TASK TO CARRY OUT
Repeat each entry word for word. Leave any images out of the copy.
** start GIVEN ENTRIES **
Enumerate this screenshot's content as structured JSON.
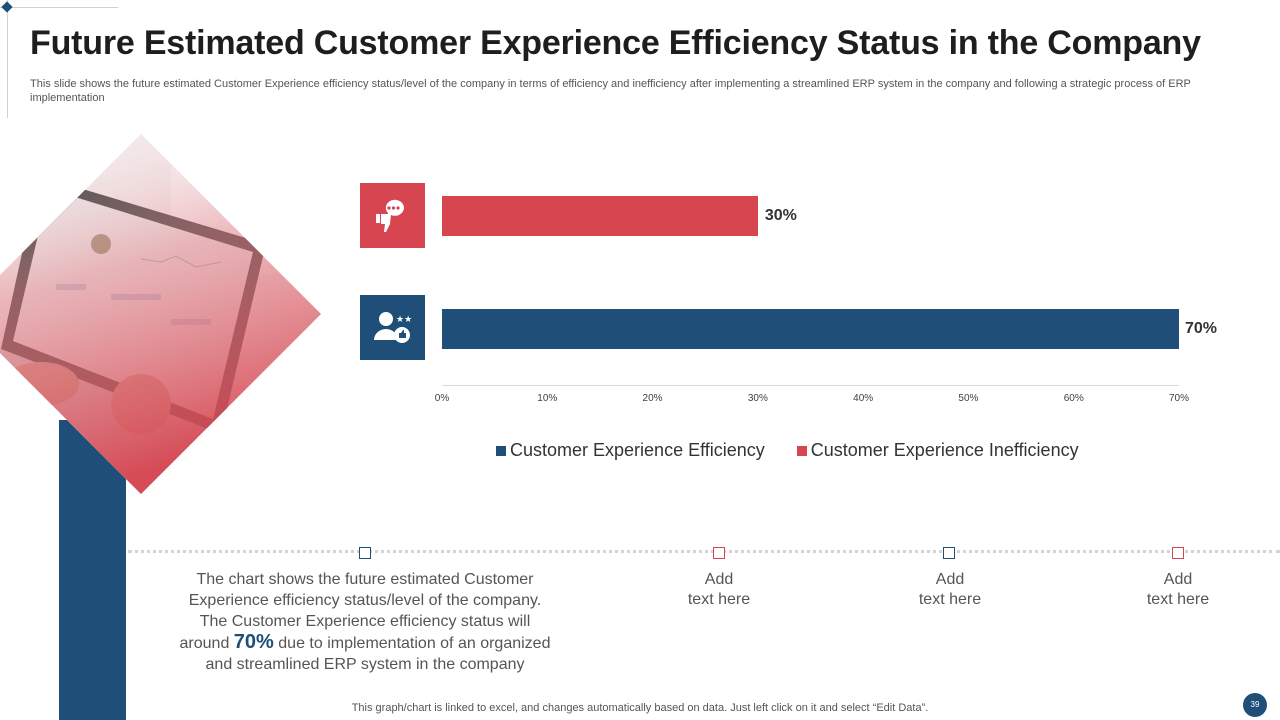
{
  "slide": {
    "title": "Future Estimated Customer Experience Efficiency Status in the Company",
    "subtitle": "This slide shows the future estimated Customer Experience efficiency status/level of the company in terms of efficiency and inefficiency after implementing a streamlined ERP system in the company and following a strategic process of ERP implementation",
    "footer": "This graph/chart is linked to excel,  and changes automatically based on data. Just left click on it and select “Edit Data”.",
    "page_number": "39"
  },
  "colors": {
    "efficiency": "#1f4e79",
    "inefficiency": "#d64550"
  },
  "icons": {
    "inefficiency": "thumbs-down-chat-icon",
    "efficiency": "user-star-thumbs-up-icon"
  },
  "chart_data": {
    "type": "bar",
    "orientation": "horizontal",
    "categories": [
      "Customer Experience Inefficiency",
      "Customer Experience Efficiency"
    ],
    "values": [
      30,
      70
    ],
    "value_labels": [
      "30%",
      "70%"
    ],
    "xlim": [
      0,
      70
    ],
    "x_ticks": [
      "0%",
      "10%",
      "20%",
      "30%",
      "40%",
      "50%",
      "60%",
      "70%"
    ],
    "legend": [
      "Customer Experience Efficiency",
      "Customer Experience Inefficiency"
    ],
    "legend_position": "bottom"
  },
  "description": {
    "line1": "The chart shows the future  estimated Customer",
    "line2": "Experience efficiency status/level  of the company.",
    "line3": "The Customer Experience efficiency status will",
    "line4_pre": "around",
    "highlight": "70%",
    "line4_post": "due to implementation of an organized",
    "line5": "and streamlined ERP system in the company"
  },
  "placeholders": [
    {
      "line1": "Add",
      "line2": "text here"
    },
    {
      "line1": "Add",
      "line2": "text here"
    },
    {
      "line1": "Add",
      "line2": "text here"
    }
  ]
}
** end GIVEN ENTRIES **
WRITTEN RESPONSE
Enumerate this screenshot's content as structured JSON.
{
  "slide": {
    "title": "Future Estimated Customer Experience Efficiency Status in the Company",
    "subtitle": "This slide shows the future estimated Customer Experience efficiency status/level of the company in terms of efficiency and inefficiency after implementing a streamlined ERP system in the company and following a strategic process of ERP implementation",
    "footer": "This graph/chart is linked to excel,  and changes automatically based on data. Just left click on it and select “Edit Data”.",
    "page_number": "39"
  },
  "colors": {
    "efficiency": "#1f4e79",
    "inefficiency": "#d64550"
  },
  "icons": {
    "inefficiency": "thumbs-down-chat-icon",
    "efficiency": "user-star-thumbs-up-icon"
  },
  "chart_data": {
    "type": "bar",
    "orientation": "horizontal",
    "categories": [
      "Customer Experience Inefficiency",
      "Customer Experience Efficiency"
    ],
    "values": [
      30,
      70
    ],
    "value_labels": [
      "30%",
      "70%"
    ],
    "xlim": [
      0,
      70
    ],
    "x_ticks": [
      "0%",
      "10%",
      "20%",
      "30%",
      "40%",
      "50%",
      "60%",
      "70%"
    ],
    "legend": [
      "Customer Experience Efficiency",
      "Customer Experience Inefficiency"
    ],
    "legend_position": "bottom"
  },
  "description": {
    "line1": "The chart shows the future  estimated Customer",
    "line2": "Experience efficiency status/level  of the company.",
    "line3": "The Customer Experience efficiency status will",
    "line4_pre": "around",
    "highlight": "70%",
    "line4_post": "due to implementation of an organized",
    "line5": "and streamlined ERP system in the company"
  },
  "placeholders": [
    {
      "line1": "Add",
      "line2": "text here"
    },
    {
      "line1": "Add",
      "line2": "text here"
    },
    {
      "line1": "Add",
      "line2": "text here"
    }
  ]
}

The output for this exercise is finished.